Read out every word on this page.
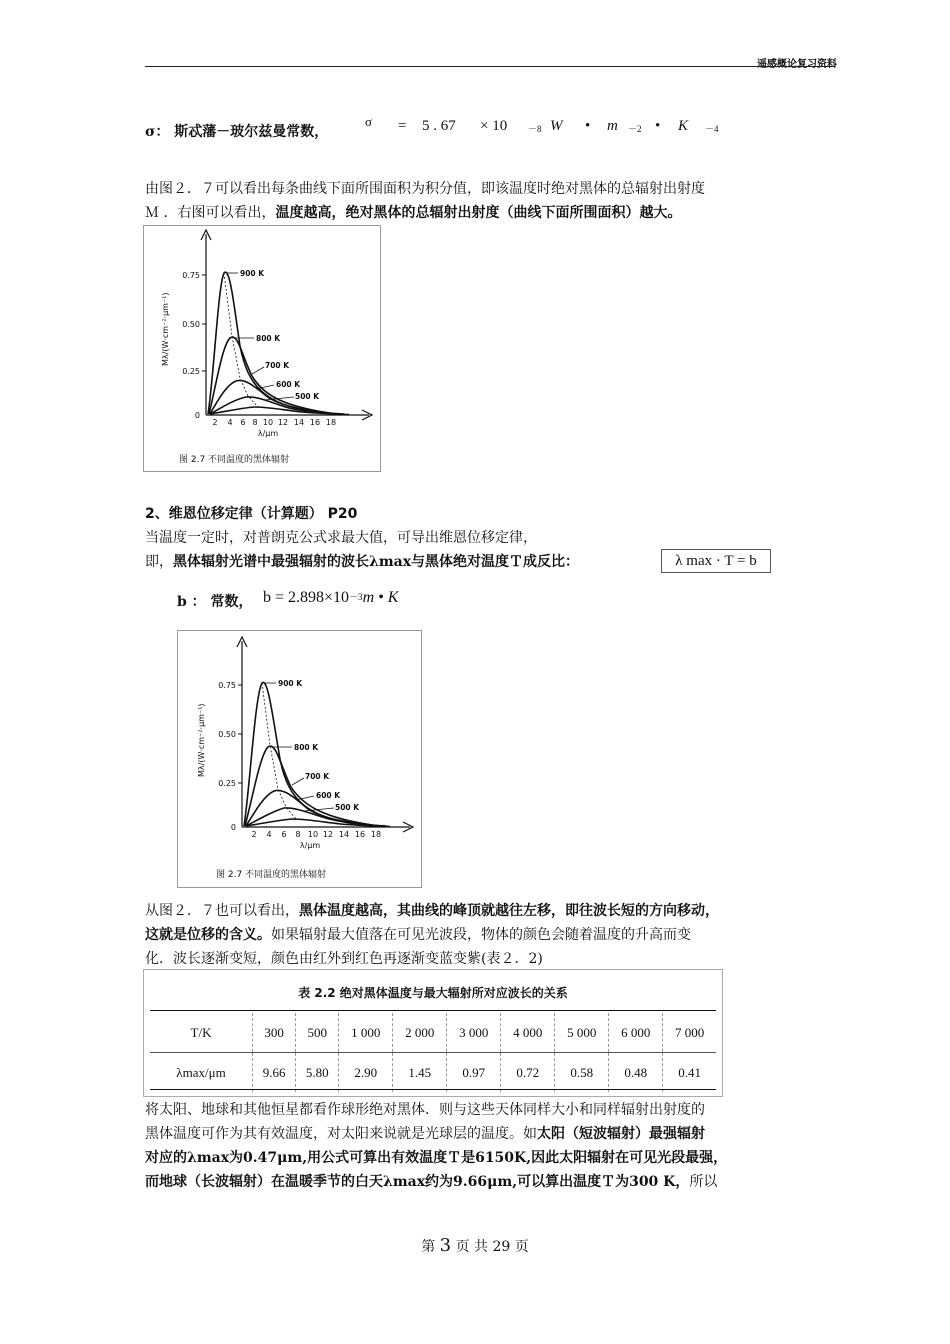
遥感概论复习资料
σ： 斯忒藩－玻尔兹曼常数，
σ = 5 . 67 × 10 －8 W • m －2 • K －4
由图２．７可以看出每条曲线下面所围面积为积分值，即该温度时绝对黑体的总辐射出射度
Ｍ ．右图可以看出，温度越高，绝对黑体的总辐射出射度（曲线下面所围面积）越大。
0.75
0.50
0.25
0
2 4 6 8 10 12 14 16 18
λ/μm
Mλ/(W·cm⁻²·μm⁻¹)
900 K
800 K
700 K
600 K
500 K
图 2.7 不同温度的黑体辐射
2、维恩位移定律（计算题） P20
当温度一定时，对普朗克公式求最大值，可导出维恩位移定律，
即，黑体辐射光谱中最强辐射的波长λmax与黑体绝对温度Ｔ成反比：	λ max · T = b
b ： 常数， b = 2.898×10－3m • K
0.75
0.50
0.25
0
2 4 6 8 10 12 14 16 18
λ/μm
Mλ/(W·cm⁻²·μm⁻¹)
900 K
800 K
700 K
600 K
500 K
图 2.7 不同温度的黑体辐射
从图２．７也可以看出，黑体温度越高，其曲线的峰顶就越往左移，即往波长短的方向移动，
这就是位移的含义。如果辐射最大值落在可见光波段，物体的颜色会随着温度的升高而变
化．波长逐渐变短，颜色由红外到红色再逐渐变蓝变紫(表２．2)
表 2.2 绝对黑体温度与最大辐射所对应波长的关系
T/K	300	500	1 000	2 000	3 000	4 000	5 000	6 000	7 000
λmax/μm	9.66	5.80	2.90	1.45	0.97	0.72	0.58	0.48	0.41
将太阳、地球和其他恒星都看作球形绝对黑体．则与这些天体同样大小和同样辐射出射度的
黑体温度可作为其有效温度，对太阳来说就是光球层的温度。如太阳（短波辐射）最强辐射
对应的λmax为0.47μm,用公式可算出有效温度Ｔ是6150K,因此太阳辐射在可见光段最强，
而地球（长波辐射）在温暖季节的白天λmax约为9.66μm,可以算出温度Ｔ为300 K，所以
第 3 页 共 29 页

==

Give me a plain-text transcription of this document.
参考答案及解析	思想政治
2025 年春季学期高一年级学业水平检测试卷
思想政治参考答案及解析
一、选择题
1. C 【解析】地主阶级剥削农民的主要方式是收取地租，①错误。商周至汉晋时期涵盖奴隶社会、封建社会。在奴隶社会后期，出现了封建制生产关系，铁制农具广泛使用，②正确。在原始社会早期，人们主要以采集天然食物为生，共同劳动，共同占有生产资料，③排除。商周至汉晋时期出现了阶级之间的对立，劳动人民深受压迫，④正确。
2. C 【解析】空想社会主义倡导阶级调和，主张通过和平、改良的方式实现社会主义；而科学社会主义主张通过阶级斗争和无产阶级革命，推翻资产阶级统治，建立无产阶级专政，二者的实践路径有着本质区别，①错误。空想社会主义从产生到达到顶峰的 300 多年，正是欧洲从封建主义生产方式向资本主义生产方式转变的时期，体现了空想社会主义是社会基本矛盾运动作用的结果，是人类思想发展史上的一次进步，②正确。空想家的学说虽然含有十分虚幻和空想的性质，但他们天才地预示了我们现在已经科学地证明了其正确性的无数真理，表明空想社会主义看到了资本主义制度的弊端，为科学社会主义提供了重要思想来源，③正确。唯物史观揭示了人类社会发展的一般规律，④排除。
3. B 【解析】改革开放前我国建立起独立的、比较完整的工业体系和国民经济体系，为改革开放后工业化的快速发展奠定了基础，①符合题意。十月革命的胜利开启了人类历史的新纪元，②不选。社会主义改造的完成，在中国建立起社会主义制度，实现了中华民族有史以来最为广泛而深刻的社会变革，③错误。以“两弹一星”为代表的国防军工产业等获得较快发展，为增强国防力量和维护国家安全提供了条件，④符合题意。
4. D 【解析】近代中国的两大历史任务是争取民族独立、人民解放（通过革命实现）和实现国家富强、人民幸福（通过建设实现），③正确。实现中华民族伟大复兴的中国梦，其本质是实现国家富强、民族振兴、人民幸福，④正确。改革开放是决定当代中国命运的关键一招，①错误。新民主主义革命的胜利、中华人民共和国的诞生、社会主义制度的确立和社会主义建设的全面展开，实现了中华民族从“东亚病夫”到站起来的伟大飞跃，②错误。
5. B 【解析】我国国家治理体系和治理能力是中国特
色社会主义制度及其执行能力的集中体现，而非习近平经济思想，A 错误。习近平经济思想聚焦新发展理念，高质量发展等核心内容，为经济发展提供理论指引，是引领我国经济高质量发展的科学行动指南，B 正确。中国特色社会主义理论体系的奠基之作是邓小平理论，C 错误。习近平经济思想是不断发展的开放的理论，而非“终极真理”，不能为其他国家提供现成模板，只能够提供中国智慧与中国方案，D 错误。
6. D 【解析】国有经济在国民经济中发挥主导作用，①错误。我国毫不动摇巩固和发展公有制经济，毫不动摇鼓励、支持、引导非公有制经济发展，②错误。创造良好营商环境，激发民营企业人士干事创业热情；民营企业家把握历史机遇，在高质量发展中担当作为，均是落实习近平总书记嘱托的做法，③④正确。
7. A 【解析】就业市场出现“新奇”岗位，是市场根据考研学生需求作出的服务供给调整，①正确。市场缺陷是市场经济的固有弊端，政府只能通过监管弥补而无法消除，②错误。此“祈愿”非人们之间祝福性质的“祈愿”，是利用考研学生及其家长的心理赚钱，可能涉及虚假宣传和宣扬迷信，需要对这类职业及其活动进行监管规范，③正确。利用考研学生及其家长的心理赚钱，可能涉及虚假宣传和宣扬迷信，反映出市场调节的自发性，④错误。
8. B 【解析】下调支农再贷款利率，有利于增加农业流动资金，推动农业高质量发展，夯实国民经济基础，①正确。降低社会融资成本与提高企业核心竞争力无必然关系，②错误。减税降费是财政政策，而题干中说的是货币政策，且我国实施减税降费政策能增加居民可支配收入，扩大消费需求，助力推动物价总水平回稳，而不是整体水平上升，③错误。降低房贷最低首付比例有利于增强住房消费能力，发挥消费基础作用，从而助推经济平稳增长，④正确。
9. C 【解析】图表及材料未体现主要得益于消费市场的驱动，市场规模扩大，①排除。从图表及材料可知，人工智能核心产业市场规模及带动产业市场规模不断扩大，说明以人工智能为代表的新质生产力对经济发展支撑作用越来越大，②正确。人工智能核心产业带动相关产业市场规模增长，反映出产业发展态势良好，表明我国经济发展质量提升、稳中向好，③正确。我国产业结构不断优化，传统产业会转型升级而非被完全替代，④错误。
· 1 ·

==

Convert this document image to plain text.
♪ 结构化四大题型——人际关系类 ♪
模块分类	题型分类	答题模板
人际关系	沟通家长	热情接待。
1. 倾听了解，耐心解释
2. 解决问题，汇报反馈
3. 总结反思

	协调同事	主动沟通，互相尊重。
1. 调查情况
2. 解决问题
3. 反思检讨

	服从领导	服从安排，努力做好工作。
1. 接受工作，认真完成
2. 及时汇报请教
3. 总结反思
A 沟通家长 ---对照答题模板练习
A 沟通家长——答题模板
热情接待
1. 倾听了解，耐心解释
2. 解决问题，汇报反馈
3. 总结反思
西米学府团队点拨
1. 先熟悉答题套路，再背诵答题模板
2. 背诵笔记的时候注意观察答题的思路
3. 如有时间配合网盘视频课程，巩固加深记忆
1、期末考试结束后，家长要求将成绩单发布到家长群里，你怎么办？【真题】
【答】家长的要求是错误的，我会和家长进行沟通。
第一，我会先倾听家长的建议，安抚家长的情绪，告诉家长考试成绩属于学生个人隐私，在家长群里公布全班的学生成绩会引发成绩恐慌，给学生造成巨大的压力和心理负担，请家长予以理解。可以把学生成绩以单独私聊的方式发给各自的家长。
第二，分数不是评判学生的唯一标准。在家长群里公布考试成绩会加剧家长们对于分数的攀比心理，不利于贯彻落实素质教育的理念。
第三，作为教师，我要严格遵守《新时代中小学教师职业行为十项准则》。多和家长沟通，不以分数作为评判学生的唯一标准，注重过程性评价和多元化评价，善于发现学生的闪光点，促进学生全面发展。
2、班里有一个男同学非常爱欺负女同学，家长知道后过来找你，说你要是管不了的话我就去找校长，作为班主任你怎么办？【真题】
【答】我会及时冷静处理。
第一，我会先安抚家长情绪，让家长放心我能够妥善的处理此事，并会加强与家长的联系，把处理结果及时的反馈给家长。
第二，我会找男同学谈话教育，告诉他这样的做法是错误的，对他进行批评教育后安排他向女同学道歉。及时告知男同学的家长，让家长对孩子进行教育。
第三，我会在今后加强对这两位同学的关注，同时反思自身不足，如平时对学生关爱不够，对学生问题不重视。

* Aim of the exercise
Keep only the lines that hold the string "沟通家长", and copy them out.

* The response
人际关系	沟通家长	热情接待。
A 沟通家长 ---对照答题模板练习
A 沟通家长——答题模板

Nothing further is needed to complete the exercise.